--- Begin Task data ---
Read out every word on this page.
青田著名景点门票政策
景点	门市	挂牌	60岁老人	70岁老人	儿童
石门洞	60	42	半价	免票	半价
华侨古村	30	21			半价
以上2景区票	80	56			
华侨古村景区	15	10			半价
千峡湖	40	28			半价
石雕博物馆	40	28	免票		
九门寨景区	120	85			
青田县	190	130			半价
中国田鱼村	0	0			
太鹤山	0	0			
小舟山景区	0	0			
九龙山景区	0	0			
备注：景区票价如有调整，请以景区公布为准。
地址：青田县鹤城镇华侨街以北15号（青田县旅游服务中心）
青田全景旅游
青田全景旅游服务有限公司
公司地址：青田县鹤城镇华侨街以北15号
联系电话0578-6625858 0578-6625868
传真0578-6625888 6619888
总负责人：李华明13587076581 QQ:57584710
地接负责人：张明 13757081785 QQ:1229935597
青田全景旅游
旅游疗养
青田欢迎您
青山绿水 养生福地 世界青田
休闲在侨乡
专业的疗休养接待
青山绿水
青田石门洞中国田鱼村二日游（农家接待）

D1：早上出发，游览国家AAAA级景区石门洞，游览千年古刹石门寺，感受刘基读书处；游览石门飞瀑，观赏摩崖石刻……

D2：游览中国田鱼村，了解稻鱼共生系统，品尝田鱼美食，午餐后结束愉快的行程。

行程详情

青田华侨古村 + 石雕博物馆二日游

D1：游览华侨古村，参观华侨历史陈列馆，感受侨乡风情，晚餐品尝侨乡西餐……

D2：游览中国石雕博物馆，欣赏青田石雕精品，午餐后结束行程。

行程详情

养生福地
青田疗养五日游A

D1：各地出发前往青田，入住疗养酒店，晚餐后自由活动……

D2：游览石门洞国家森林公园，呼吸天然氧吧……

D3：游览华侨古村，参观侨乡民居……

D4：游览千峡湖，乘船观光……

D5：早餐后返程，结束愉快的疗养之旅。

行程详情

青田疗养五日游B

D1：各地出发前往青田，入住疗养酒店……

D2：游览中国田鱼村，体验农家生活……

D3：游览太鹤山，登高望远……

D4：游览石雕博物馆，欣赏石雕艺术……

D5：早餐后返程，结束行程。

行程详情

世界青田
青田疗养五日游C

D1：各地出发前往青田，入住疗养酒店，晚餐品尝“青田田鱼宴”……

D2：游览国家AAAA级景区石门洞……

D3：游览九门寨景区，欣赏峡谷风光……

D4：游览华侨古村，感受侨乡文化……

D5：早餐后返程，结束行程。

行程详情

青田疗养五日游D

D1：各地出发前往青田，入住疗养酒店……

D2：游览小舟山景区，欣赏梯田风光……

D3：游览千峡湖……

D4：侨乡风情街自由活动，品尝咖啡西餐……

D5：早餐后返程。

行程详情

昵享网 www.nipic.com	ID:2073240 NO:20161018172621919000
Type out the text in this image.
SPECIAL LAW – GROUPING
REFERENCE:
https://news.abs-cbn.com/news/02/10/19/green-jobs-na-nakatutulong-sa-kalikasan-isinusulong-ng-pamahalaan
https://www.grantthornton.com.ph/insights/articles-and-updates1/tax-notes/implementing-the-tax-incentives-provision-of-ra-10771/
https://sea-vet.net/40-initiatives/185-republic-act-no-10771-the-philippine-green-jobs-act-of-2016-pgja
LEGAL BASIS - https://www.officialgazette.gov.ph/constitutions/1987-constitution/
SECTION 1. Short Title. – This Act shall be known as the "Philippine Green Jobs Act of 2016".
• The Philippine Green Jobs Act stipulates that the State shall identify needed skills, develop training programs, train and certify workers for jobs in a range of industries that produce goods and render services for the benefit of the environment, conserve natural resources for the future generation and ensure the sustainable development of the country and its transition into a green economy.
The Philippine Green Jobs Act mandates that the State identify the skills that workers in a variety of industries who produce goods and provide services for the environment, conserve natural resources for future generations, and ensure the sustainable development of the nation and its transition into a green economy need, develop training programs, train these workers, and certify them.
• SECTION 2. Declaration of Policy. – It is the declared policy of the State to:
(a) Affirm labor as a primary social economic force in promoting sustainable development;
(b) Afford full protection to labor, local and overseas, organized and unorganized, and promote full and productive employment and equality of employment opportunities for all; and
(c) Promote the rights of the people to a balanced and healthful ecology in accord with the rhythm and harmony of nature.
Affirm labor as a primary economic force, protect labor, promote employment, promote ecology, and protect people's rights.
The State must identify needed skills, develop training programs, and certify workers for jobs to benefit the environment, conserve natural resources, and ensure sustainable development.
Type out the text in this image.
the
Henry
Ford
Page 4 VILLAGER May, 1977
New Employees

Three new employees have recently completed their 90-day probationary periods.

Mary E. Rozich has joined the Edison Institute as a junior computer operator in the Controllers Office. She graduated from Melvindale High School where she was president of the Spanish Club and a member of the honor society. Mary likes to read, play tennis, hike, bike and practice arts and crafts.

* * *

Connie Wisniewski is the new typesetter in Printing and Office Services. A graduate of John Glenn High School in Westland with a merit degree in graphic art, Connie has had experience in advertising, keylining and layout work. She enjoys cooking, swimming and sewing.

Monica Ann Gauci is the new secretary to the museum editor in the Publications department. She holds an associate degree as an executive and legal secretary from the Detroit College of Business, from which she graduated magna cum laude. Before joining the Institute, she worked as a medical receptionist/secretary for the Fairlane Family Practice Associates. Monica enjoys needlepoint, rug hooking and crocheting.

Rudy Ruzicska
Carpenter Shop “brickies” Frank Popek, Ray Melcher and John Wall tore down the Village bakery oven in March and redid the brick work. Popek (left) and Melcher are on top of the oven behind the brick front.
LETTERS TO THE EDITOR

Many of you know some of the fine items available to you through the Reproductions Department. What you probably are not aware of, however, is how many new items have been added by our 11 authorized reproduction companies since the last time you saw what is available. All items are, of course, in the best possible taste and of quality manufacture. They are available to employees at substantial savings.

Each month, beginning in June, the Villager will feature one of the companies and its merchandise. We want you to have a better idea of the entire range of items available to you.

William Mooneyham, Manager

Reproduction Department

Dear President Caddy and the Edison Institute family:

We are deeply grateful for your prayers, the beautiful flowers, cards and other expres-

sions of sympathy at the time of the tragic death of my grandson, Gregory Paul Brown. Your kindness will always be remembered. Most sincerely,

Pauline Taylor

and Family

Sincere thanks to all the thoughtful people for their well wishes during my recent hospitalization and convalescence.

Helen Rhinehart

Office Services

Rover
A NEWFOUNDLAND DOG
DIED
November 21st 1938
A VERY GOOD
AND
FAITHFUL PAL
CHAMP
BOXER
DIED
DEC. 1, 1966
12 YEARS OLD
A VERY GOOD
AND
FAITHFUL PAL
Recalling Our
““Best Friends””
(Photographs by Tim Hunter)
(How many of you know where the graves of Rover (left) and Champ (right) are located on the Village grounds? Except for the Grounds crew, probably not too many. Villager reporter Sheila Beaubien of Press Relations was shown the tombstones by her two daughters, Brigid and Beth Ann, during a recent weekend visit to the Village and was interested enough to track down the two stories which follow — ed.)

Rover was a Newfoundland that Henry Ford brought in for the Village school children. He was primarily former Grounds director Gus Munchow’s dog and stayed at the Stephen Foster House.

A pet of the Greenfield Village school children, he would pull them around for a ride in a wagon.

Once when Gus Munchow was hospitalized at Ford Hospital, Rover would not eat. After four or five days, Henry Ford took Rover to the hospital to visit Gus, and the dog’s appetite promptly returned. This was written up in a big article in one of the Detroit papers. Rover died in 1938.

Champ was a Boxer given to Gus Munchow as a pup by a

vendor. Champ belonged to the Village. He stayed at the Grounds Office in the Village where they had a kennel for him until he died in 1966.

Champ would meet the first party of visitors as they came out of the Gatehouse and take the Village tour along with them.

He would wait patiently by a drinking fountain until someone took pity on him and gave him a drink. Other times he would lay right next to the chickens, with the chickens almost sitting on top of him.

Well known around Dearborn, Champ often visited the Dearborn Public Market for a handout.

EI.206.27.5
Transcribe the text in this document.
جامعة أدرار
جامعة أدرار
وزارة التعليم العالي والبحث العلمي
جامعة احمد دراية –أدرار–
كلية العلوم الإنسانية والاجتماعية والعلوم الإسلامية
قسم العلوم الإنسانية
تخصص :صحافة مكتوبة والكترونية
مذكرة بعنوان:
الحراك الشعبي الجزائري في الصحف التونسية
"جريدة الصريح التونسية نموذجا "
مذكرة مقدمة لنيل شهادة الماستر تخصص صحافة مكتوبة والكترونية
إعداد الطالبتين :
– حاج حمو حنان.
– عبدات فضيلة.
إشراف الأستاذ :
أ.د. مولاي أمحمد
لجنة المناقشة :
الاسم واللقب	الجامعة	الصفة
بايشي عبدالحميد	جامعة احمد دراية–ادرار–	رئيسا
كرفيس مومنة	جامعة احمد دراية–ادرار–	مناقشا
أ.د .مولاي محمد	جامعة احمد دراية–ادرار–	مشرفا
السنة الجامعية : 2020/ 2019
--- End Task data ---
**Given instruction**
Find the word "from" in the material, then list each line that holds it.

**The output**
Mary E. Rozich has joined the Edison Institute as a junior computer operator in the Controllers Office. She graduated from Melvindale High School where she was president of the Spanish Club and a member of the honor society. Mary likes to read, play tennis, hike, bike and practice arts and crafts.
Monica Ann Gauci is the new secretary to the museum editor in the Publications department. She holds an associate degree as an executive and legal secretary from the Detroit College of Business, from which she graduated magna cum laude. Before joining the Institute, she worked as a medical receptionist/secretary for the Fairlane Family Practice Associates. Monica enjoys needlepoint, rug hooking and crocheting.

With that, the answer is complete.